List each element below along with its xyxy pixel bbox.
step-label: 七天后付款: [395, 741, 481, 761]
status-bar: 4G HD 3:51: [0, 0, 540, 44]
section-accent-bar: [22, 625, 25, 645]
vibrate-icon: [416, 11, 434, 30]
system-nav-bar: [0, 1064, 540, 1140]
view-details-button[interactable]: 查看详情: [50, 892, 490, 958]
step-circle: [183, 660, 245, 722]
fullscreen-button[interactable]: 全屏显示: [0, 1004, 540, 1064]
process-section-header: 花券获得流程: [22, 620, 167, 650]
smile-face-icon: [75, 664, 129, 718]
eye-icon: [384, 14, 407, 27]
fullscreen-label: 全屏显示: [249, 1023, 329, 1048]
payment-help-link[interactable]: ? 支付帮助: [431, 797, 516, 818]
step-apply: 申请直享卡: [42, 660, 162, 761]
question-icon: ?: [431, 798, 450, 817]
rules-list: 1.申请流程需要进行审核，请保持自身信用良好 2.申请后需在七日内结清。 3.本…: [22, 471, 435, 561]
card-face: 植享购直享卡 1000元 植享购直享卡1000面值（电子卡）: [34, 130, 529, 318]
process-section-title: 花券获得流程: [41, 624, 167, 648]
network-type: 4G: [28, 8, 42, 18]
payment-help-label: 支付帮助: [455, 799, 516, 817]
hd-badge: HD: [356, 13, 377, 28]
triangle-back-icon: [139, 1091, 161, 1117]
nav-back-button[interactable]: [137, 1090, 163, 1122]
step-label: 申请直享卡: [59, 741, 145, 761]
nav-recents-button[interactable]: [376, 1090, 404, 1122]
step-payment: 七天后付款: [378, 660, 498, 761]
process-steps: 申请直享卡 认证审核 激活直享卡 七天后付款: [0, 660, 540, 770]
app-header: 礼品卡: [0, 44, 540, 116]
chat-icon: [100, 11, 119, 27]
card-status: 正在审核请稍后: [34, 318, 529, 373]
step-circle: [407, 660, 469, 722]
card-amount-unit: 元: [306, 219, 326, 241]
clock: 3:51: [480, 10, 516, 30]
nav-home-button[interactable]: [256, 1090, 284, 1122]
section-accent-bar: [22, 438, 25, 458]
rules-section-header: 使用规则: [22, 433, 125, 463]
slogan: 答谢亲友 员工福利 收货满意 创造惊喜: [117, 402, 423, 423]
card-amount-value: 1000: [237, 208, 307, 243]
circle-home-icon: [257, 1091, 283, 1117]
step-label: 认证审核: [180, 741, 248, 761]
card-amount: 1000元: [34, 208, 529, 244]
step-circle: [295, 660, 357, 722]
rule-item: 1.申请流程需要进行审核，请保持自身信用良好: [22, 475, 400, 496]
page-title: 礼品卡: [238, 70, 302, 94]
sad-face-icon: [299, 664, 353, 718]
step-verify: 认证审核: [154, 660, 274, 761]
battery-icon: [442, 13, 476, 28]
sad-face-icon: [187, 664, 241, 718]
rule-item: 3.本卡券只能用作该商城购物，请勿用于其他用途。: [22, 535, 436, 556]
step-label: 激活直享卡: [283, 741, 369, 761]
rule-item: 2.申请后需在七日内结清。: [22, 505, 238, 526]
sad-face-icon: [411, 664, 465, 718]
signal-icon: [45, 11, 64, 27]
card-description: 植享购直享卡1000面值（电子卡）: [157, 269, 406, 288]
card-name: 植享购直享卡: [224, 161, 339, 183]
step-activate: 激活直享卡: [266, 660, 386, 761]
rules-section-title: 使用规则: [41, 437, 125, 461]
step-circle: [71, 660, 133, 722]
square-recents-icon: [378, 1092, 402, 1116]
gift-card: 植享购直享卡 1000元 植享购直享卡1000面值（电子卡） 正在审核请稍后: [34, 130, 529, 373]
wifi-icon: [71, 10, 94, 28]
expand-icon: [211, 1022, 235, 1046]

### Aim:
Reproduce the listing above line for line, with nothing changed or left out.

### Expected answer:
List each element below along with its xyxy pixel bbox.
step-label: 七天后付款: [395, 741, 481, 761]
status-bar: 4G HD 3:51: [0, 0, 540, 44]
section-accent-bar: [22, 625, 25, 645]
vibrate-icon: [416, 11, 434, 30]
system-nav-bar: [0, 1064, 540, 1140]
view-details-button[interactable]: 查看详情: [50, 892, 490, 958]
step-circle: [183, 660, 245, 722]
fullscreen-button[interactable]: 全屏显示: [0, 1004, 540, 1064]
process-section-header: 花券获得流程: [22, 620, 167, 650]
smile-face-icon: [75, 664, 129, 718]
eye-icon: [384, 14, 407, 27]
fullscreen-label: 全屏显示: [249, 1023, 329, 1048]
payment-help-link[interactable]: ? 支付帮助: [431, 797, 516, 818]
step-apply: 申请直享卡: [42, 660, 162, 761]
question-icon: ?: [431, 798, 450, 817]
rules-list: 1.申请流程需要进行审核，请保持自身信用良好 2.申请后需在七日内结清。 3.本…: [22, 471, 435, 561]
card-face: 植享购直享卡 1000元 植享购直享卡1000面值（电子卡）: [34, 130, 529, 318]
process-section-title: 花券获得流程: [41, 624, 167, 648]
network-type: 4G: [28, 8, 42, 18]
payment-help-label: 支付帮助: [455, 799, 516, 817]
hd-badge: HD: [356, 13, 377, 28]
triangle-back-icon: [139, 1091, 161, 1117]
nav-back-button[interactable]: [137, 1090, 163, 1122]
step-label: 申请直享卡: [59, 741, 145, 761]
nav-recents-button[interactable]: [376, 1090, 404, 1122]
step-payment: 七天后付款: [378, 660, 498, 761]
process-steps: 申请直享卡 认证审核 激活直享卡 七天后付款: [0, 660, 540, 770]
app-header: 礼品卡: [0, 44, 540, 116]
chat-icon: [100, 11, 119, 27]
card-status: 正在审核请稍后: [34, 318, 529, 373]
step-circle: [407, 660, 469, 722]
card-amount-unit: 元: [306, 219, 326, 241]
clock: 3:51: [480, 10, 516, 30]
nav-home-button[interactable]: [256, 1090, 284, 1122]
section-accent-bar: [22, 438, 25, 458]
rules-section-header: 使用规则: [22, 433, 125, 463]
slogan: 答谢亲友 员工福利 收货满意 创造惊喜: [117, 402, 423, 423]
card-amount-value: 1000: [237, 208, 307, 243]
circle-home-icon: [257, 1091, 283, 1117]
step-label: 认证审核: [180, 741, 248, 761]
card-amount: 1000元: [34, 208, 529, 244]
step-circle: [295, 660, 357, 722]
rule-item: 1.申请流程需要进行审核，请保持自身信用良好: [22, 475, 400, 496]
page-title: 礼品卡: [238, 70, 302, 94]
sad-face-icon: [299, 664, 353, 718]
step-verify: 认证审核: [154, 660, 274, 761]
battery-icon: [442, 13, 476, 28]
sad-face-icon: [187, 664, 241, 718]
rule-item: 3.本卡券只能用作该商城购物，请勿用于其他用途。: [22, 535, 436, 556]
step-label: 激活直享卡: [283, 741, 369, 761]
rule-item: 2.申请后需在七日内结清。: [22, 505, 238, 526]
sad-face-icon: [411, 664, 465, 718]
signal-icon: [45, 11, 64, 27]
card-description: 植享购直享卡1000面值（电子卡）: [157, 269, 406, 288]
card-name: 植享购直享卡: [224, 161, 339, 183]
step-activate: 激活直享卡: [266, 660, 386, 761]
rules-section-title: 使用规则: [41, 437, 125, 461]
step-circle: [71, 660, 133, 722]
square-recents-icon: [378, 1092, 402, 1116]
gift-card: 植享购直享卡 1000元 植享购直享卡1000面值（电子卡） 正在审核请稍后: [34, 130, 529, 373]
wifi-icon: [71, 10, 94, 28]
expand-icon: [211, 1022, 235, 1046]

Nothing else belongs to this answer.